====== Data supplied ======

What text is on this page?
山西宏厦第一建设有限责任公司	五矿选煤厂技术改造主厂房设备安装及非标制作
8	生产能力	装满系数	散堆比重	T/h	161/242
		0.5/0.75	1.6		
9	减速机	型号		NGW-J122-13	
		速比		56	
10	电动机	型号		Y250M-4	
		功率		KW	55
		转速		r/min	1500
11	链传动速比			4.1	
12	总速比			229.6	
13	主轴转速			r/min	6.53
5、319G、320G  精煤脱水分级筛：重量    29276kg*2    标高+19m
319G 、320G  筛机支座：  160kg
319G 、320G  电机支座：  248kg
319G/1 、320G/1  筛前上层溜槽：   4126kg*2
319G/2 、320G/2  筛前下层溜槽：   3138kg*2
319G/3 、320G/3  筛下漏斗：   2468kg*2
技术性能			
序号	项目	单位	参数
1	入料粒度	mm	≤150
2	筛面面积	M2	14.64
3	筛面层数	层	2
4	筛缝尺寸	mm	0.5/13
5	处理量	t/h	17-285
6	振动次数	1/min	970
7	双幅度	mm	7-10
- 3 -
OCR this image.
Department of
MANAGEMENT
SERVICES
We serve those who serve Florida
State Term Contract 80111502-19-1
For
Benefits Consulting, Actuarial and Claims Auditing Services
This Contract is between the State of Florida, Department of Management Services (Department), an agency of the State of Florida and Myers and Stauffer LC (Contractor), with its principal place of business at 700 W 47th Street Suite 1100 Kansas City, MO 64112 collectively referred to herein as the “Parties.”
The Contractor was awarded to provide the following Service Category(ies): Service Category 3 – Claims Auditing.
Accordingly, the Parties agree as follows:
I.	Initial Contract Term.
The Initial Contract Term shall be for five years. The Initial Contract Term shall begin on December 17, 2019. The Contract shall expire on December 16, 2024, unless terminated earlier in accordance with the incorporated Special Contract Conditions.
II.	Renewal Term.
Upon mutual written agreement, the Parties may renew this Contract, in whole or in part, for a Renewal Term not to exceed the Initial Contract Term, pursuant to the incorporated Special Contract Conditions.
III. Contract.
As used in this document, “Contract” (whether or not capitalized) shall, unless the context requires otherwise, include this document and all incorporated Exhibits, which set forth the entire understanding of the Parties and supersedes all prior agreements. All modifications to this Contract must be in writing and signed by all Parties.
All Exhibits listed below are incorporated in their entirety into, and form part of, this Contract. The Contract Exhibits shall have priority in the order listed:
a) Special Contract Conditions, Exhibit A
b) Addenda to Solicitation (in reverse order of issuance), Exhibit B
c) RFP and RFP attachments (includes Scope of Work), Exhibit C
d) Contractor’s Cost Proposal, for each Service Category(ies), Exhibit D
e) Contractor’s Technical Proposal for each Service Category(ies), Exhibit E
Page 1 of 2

======

* [Your goal]: Send back all of the entries exactly, with nothing missing.

* [Exercise answer]:
What text is on this page?
山西宏厦第一建设有限责任公司	五矿选煤厂技术改造主厂房设备安装及非标制作
8	生产能力	装满系数	散堆比重	T/h	161/242
		0.5/0.75	1.6		
9	减速机	型号		NGW-J122-13	
		速比		56	
10	电动机	型号		Y250M-4	
		功率		KW	55
		转速		r/min	1500
11	链传动速比			4.1	
12	总速比			229.6	
13	主轴转速			r/min	6.53
5、319G、320G  精煤脱水分级筛：重量    29276kg*2    标高+19m
319G 、320G  筛机支座：  160kg
319G 、320G  电机支座：  248kg
319G/1 、320G/1  筛前上层溜槽：   4126kg*2
319G/2 、320G/2  筛前下层溜槽：   3138kg*2
319G/3 、320G/3  筛下漏斗：   2468kg*2
技术性能			
序号	项目	单位	参数
1	入料粒度	mm	≤150
2	筛面面积	M2	14.64
3	筛面层数	层	2
4	筛缝尺寸	mm	0.5/13
5	处理量	t/h	17-285
6	振动次数	1/min	970
7	双幅度	mm	7-10
- 3 -
OCR this image.
Department of
MANAGEMENT
SERVICES
We serve those who serve Florida
State Term Contract 80111502-19-1
For
Benefits Consulting, Actuarial and Claims Auditing Services
This Contract is between the State of Florida, Department of Management Services (Department), an agency of the State of Florida and Myers and Stauffer LC (Contractor), with its principal place of business at 700 W 47th Street Suite 1100 Kansas City, MO 64112 collectively referred to herein as the “Parties.”
The Contractor was awarded to provide the following Service Category(ies): Service Category 3 – Claims Auditing.
Accordingly, the Parties agree as follows:
I.	Initial Contract Term.
The Initial Contract Term shall be for five years. The Initial Contract Term shall begin on December 17, 2019. The Contract shall expire on December 16, 2024, unless terminated earlier in accordance with the incorporated Special Contract Conditions.
II.	Renewal Term.
Upon mutual written agreement, the Parties may renew this Contract, in whole or in part, for a Renewal Term not to exceed the Initial Contract Term, pursuant to the incorporated Special Contract Conditions.
III. Contract.
As used in this document, “Contract” (whether or not capitalized) shall, unless the context requires otherwise, include this document and all incorporated Exhibits, which set forth the entire understanding of the Parties and supersedes all prior agreements. All modifications to this Contract must be in writing and signed by all Parties.
All Exhibits listed below are incorporated in their entirety into, and form part of, this Contract. The Contract Exhibits shall have priority in the order listed:
a) Special Contract Conditions, Exhibit A
b) Addenda to Solicitation (in reverse order of issuance), Exhibit B
c) RFP and RFP attachments (includes Scope of Work), Exhibit C
d) Contractor’s Cost Proposal, for each Service Category(ies), Exhibit D
e) Contractor’s Technical Proposal for each Service Category(ies), Exhibit E
Page 1 of 2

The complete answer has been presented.